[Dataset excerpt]

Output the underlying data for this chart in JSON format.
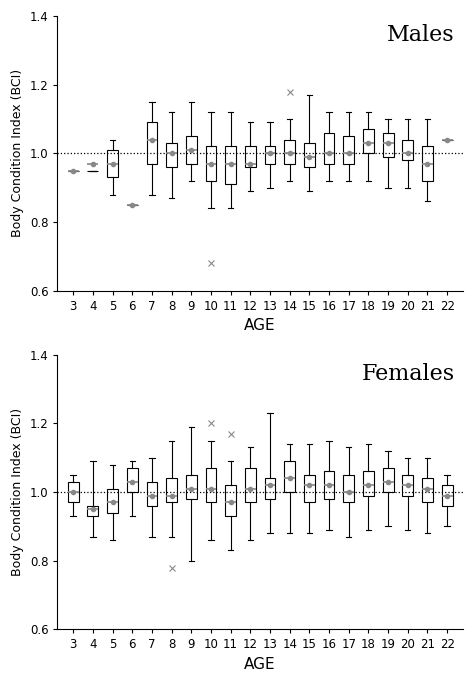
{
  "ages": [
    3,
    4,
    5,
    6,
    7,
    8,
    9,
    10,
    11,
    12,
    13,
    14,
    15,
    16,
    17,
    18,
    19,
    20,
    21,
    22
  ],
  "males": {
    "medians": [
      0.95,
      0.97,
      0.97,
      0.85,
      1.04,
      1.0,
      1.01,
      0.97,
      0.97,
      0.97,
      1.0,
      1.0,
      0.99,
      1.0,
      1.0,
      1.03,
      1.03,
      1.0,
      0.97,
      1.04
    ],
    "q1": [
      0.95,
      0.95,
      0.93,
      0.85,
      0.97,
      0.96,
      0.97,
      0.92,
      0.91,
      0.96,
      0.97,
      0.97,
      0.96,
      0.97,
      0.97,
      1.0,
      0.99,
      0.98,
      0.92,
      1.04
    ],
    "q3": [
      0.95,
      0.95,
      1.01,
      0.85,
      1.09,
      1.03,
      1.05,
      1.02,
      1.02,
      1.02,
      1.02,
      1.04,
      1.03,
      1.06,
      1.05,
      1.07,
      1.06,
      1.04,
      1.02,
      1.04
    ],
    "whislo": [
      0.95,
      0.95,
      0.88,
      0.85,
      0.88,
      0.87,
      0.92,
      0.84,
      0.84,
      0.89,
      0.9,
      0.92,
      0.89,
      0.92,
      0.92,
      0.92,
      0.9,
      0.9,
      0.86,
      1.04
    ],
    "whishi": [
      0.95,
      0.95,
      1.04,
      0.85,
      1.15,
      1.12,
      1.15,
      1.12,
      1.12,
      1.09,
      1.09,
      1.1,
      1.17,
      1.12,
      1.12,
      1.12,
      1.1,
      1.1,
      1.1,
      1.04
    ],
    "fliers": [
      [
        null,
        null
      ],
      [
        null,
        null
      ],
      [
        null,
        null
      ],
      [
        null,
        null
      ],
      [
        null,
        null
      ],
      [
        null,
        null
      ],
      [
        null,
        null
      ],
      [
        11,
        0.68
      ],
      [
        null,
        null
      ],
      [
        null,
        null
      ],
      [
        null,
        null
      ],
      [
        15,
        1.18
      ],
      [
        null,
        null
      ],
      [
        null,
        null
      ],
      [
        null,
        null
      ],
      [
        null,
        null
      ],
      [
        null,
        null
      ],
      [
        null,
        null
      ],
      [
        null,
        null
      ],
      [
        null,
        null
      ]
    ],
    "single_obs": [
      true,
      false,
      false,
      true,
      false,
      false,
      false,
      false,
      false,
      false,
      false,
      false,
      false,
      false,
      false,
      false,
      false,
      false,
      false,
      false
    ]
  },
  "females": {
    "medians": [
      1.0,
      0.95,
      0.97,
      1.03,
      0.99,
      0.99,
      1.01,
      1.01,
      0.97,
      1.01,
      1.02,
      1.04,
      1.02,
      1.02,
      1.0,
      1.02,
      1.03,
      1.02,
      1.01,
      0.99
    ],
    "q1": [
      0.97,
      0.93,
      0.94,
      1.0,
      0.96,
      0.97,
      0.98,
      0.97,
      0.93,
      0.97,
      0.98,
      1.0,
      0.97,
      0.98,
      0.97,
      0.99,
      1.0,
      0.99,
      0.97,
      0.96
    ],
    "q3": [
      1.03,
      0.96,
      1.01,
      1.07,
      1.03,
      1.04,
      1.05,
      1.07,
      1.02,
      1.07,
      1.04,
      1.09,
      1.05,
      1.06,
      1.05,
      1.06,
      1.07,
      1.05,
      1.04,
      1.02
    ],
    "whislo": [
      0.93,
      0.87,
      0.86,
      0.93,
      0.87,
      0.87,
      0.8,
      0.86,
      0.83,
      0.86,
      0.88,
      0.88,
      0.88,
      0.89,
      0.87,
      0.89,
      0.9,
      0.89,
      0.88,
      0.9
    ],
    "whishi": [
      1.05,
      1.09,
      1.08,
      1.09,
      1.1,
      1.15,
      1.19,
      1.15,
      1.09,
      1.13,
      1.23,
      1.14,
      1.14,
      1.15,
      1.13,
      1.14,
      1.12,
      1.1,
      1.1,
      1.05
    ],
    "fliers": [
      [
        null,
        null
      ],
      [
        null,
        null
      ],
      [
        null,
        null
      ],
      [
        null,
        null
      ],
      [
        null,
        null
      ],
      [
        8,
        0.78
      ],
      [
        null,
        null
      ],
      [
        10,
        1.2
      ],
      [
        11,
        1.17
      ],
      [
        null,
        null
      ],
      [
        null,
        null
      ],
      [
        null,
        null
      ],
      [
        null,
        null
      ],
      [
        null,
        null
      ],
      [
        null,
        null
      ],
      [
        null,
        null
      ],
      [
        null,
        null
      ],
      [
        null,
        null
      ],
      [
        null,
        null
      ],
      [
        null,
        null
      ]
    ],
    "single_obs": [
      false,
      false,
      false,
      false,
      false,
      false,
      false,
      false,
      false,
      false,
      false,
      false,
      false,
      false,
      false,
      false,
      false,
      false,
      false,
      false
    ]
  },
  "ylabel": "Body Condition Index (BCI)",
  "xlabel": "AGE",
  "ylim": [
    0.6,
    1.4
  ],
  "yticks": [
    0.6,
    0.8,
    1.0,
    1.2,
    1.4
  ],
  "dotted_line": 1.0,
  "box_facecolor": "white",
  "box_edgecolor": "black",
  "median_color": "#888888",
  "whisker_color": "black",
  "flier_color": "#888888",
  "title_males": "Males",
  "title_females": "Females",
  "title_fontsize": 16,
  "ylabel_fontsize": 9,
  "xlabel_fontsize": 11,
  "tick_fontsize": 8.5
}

---

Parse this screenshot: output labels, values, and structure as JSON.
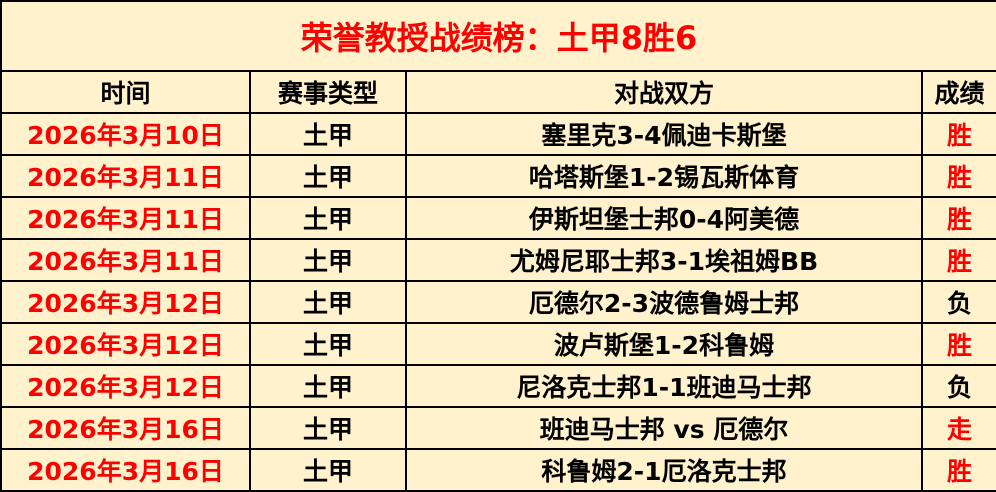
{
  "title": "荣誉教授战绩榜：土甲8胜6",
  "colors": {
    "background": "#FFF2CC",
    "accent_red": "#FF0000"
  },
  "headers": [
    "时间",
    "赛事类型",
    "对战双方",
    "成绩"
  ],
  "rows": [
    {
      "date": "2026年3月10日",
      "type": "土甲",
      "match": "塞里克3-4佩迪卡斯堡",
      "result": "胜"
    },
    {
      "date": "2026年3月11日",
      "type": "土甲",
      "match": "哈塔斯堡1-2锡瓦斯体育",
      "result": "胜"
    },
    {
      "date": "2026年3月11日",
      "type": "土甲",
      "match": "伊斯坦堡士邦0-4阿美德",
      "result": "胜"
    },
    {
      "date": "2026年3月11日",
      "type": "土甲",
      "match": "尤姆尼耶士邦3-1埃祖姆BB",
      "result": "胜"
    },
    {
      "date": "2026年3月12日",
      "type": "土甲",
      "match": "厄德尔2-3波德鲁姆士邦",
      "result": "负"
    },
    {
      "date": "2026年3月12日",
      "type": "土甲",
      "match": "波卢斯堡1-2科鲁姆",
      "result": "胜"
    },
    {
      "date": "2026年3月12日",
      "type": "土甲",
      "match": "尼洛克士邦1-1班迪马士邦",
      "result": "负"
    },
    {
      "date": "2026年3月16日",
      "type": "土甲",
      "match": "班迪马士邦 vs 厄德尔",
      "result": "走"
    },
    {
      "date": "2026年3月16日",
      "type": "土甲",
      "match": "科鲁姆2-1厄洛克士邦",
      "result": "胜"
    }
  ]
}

* [Task to complete] Each line that holds the string "this" counts once; give the total and nothing else.

* [Result] 2